Write out the records beneath this line exactly as they appear, minus any images.

— start THE INPUT —

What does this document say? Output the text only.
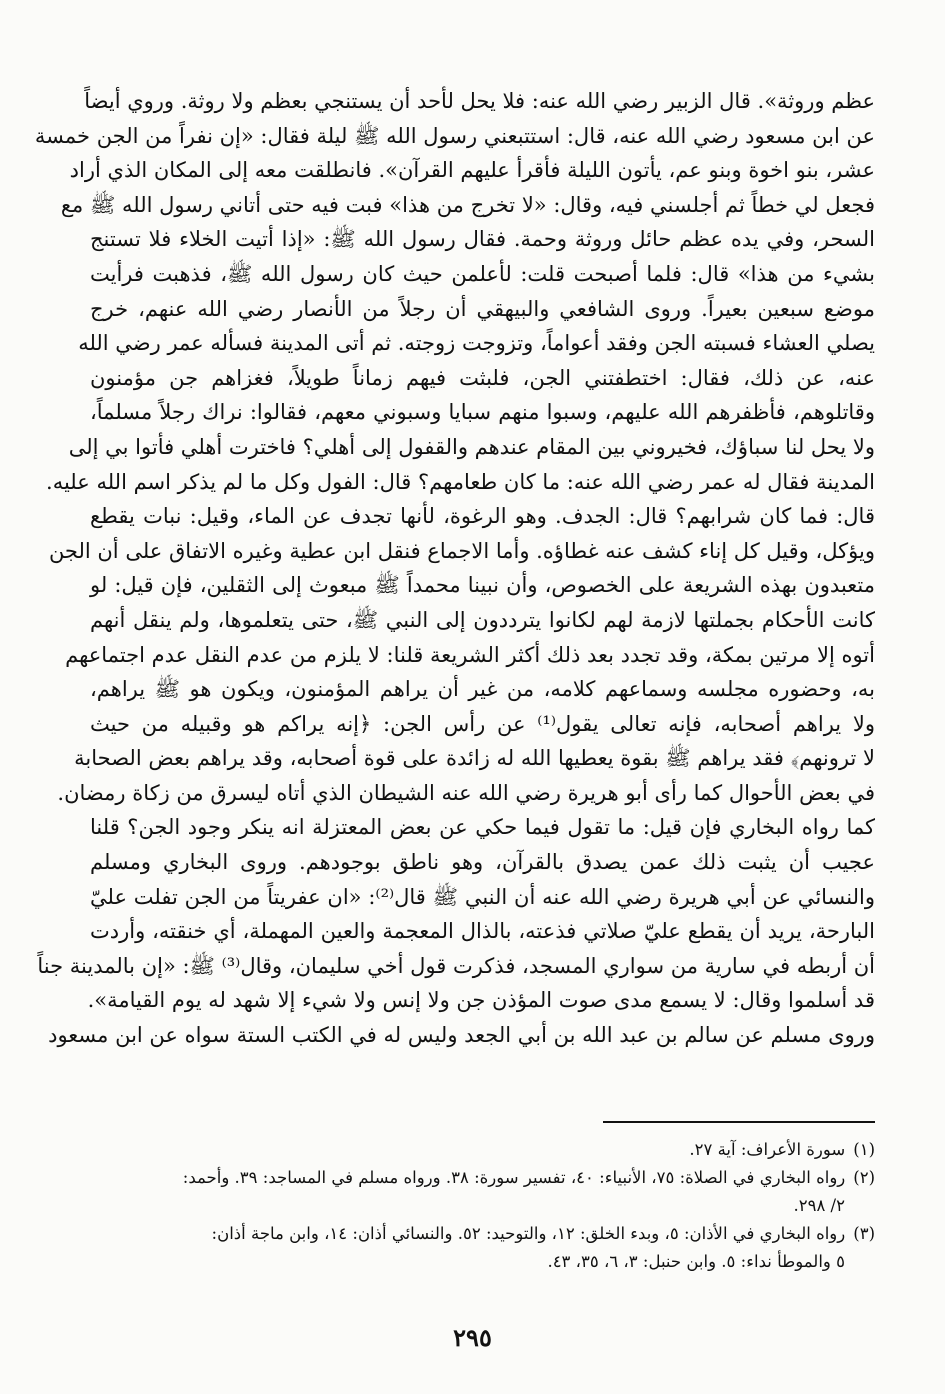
عظم وروثة». قال الزبير رضي الله عنه: فلا يحل لأحد أن يستنجي بعظم ولا روثة. وروي أيضاً
عن ابن مسعود رضي الله عنه، قال: استتبعني رسول الله ﷺ ليلة فقال: «إن نفراً من الجن خمسة
عشر، بنو اخوة وبنو عم، يأتون الليلة فأقرأ عليهم القرآن». فانطلقت معه إلى المكان الذي أراد
فجعل لي خطاً ثم أجلسني فيه، وقال: «لا تخرج من هذا» فبت فيه حتى أتاني رسول الله ﷺ مع
السحر، وفي يده عظم حائل وروثة وحمة. فقال رسول الله ﷺ: «إذا أتيت الخلاء فلا تستنج
بشيء من هذا» قال: فلما أصبحت قلت: لأعلمن حيث كان رسول الله ﷺ، فذهبت فرأيت
موضع سبعين بعيراً. وروى الشافعي والبيهقي أن رجلاً من الأنصار رضي الله عنهم، خرج
يصلي العشاء فسبته الجن وفقد أعواماً، وتزوجت زوجته. ثم أتى المدينة فسأله عمر رضي الله
عنه، عن ذلك، فقال: اختطفتني الجن، فلبثت فيهم زماناً طويلاً، فغزاهم جن مؤمنون
وقاتلوهم، فأظفرهم الله عليهم، وسبوا منهم سبايا وسبوني معهم، فقالوا: نراك رجلاً مسلماً،
ولا يحل لنا سباؤك، فخيروني بين المقام عندهم والقفول إلى أهلي؟ فاخترت أهلي فأتوا بي إلى
المدينة فقال له عمر رضي الله عنه: ما كان طعامهم؟ قال: الفول وكل ما لم يذكر اسم الله عليه.
قال: فما كان شرابهم؟ قال: الجدف. وهو الرغوة، لأنها تجدف عن الماء، وقيل: نبات يقطع
ويؤكل، وقيل كل إناء كشف عنه غطاؤه. وأما الاجماع فنقل ابن عطية وغيره الاتفاق على أن الجن
متعبدون بهذه الشريعة على الخصوص، وأن نبينا محمداً ﷺ مبعوث إلى الثقلين، فإن قيل: لو
كانت الأحكام بجملتها لازمة لهم لكانوا يترددون إلى النبي ﷺ، حتى يتعلموها، ولم ينقل أنهم
أتوه إلا مرتين بمكة، وقد تجدد بعد ذلك أكثر الشريعة قلنا: لا يلزم من عدم النقل عدم اجتماعهم
به، وحضوره مجلسه وسماعهم كلامه، من غير أن يراهم المؤمنون، ويكون هو ﷺ يراهم،
ولا يراهم أصحابه، فإنه تعالى يقول⁽¹⁾ عن رأس الجن: ﴿إنه يراكم هو وقبيله من حيث
لا ترونهم﴾ فقد يراهم ﷺ بقوة يعطيها الله له زائدة على قوة أصحابه، وقد يراهم بعض الصحابة
في بعض الأحوال كما رأى أبو هريرة رضي الله عنه الشيطان الذي أتاه ليسرق من زكاة رمضان.
كما رواه البخاري فإن قيل: ما تقول فيما حكي عن بعض المعتزلة انه ينكر وجود الجن؟ قلنا
عجيب أن يثبت ذلك عمن يصدق بالقرآن، وهو ناطق بوجودهم. وروى البخاري ومسلم
والنسائي عن أبي هريرة رضي الله عنه أن النبي ﷺ قال⁽²⁾: «ان عفريتاً من الجن تفلت عليّ
البارحة، يريد أن يقطع عليّ صلاتي فذعته، بالذال المعجمة والعين المهملة، أي خنقته، وأردت
أن أربطه في سارية من سواري المسجد، فذكرت قول أخي سليمان، وقال⁽³⁾ ﷺ: «إن بالمدينة جناً
قد أسلموا وقال: لا يسمع مدى صوت المؤذن جن ولا إنس ولا شيء إلا شهد له يوم القيامة».
وروى مسلم عن سالم بن عبد الله بن أبي الجعد وليس له في الكتب الستة سواه عن ابن مسعود
(١)سورة الأعراف: آية ٢٧.
(٢)رواه البخاري في الصلاة: ٧٥، الأنبياء: ٤٠، تفسير سورة: ٣٨. ورواه مسلم في المساجد: ٣٩. وأحمد:
٢/ ٢٩٨.
(٣)رواه البخاري في الأذان: ٥، وبدء الخلق: ١٢، والتوحيد: ٥٢. والنسائي أذان: ١٤، وابن ماجة أذان:
٥ والموطأ نداء: ٥. وابن حنبل: ٣، ٦، ٣٥، ٤٣.
٢٩٥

— end THE INPUT —

## WRITTEN SOLUTION:
What does this document say? Output the text only.
عظم وروثة». قال الزبير رضي الله عنه: فلا يحل لأحد أن يستنجي بعظم ولا روثة. وروي أيضاً
عن ابن مسعود رضي الله عنه، قال: استتبعني رسول الله ﷺ ليلة فقال: «إن نفراً من الجن خمسة
عشر، بنو اخوة وبنو عم، يأتون الليلة فأقرأ عليهم القرآن». فانطلقت معه إلى المكان الذي أراد
فجعل لي خطاً ثم أجلسني فيه، وقال: «لا تخرج من هذا» فبت فيه حتى أتاني رسول الله ﷺ مع
السحر، وفي يده عظم حائل وروثة وحمة. فقال رسول الله ﷺ: «إذا أتيت الخلاء فلا تستنج
بشيء من هذا» قال: فلما أصبحت قلت: لأعلمن حيث كان رسول الله ﷺ، فذهبت فرأيت
موضع سبعين بعيراً. وروى الشافعي والبيهقي أن رجلاً من الأنصار رضي الله عنهم، خرج
يصلي العشاء فسبته الجن وفقد أعواماً، وتزوجت زوجته. ثم أتى المدينة فسأله عمر رضي الله
عنه، عن ذلك، فقال: اختطفتني الجن، فلبثت فيهم زماناً طويلاً، فغزاهم جن مؤمنون
وقاتلوهم، فأظفرهم الله عليهم، وسبوا منهم سبايا وسبوني معهم، فقالوا: نراك رجلاً مسلماً،
ولا يحل لنا سباؤك، فخيروني بين المقام عندهم والقفول إلى أهلي؟ فاخترت أهلي فأتوا بي إلى
المدينة فقال له عمر رضي الله عنه: ما كان طعامهم؟ قال: الفول وكل ما لم يذكر اسم الله عليه.
قال: فما كان شرابهم؟ قال: الجدف. وهو الرغوة، لأنها تجدف عن الماء، وقيل: نبات يقطع
ويؤكل، وقيل كل إناء كشف عنه غطاؤه. وأما الاجماع فنقل ابن عطية وغيره الاتفاق على أن الجن
متعبدون بهذه الشريعة على الخصوص، وأن نبينا محمداً ﷺ مبعوث إلى الثقلين، فإن قيل: لو
كانت الأحكام بجملتها لازمة لهم لكانوا يترددون إلى النبي ﷺ، حتى يتعلموها، ولم ينقل أنهم
أتوه إلا مرتين بمكة، وقد تجدد بعد ذلك أكثر الشريعة قلنا: لا يلزم من عدم النقل عدم اجتماعهم
به، وحضوره مجلسه وسماعهم كلامه، من غير أن يراهم المؤمنون، ويكون هو ﷺ يراهم،
ولا يراهم أصحابه، فإنه تعالى يقول⁽¹⁾ عن رأس الجن: ﴿إنه يراكم هو وقبيله من حيث
لا ترونهم﴾ فقد يراهم ﷺ بقوة يعطيها الله له زائدة على قوة أصحابه، وقد يراهم بعض الصحابة
في بعض الأحوال كما رأى أبو هريرة رضي الله عنه الشيطان الذي أتاه ليسرق من زكاة رمضان.
كما رواه البخاري فإن قيل: ما تقول فيما حكي عن بعض المعتزلة انه ينكر وجود الجن؟ قلنا
عجيب أن يثبت ذلك عمن يصدق بالقرآن، وهو ناطق بوجودهم. وروى البخاري ومسلم
والنسائي عن أبي هريرة رضي الله عنه أن النبي ﷺ قال⁽²⁾: «ان عفريتاً من الجن تفلت عليّ
البارحة، يريد أن يقطع عليّ صلاتي فذعته، بالذال المعجمة والعين المهملة، أي خنقته، وأردت
أن أربطه في سارية من سواري المسجد، فذكرت قول أخي سليمان، وقال⁽³⁾ ﷺ: «إن بالمدينة جناً
قد أسلموا وقال: لا يسمع مدى صوت المؤذن جن ولا إنس ولا شيء إلا شهد له يوم القيامة».
وروى مسلم عن سالم بن عبد الله بن أبي الجعد وليس له في الكتب الستة سواه عن ابن مسعود
(١)سورة الأعراف: آية ٢٧.
(٢)رواه البخاري في الصلاة: ٧٥، الأنبياء: ٤٠، تفسير سورة: ٣٨. ورواه مسلم في المساجد: ٣٩. وأحمد:
٢/ ٢٩٨.
(٣)رواه البخاري في الأذان: ٥، وبدء الخلق: ١٢، والتوحيد: ٥٢. والنسائي أذان: ١٤، وابن ماجة أذان:
٥ والموطأ نداء: ٥. وابن حنبل: ٣، ٦، ٣٥، ٤٣.
٢٩٥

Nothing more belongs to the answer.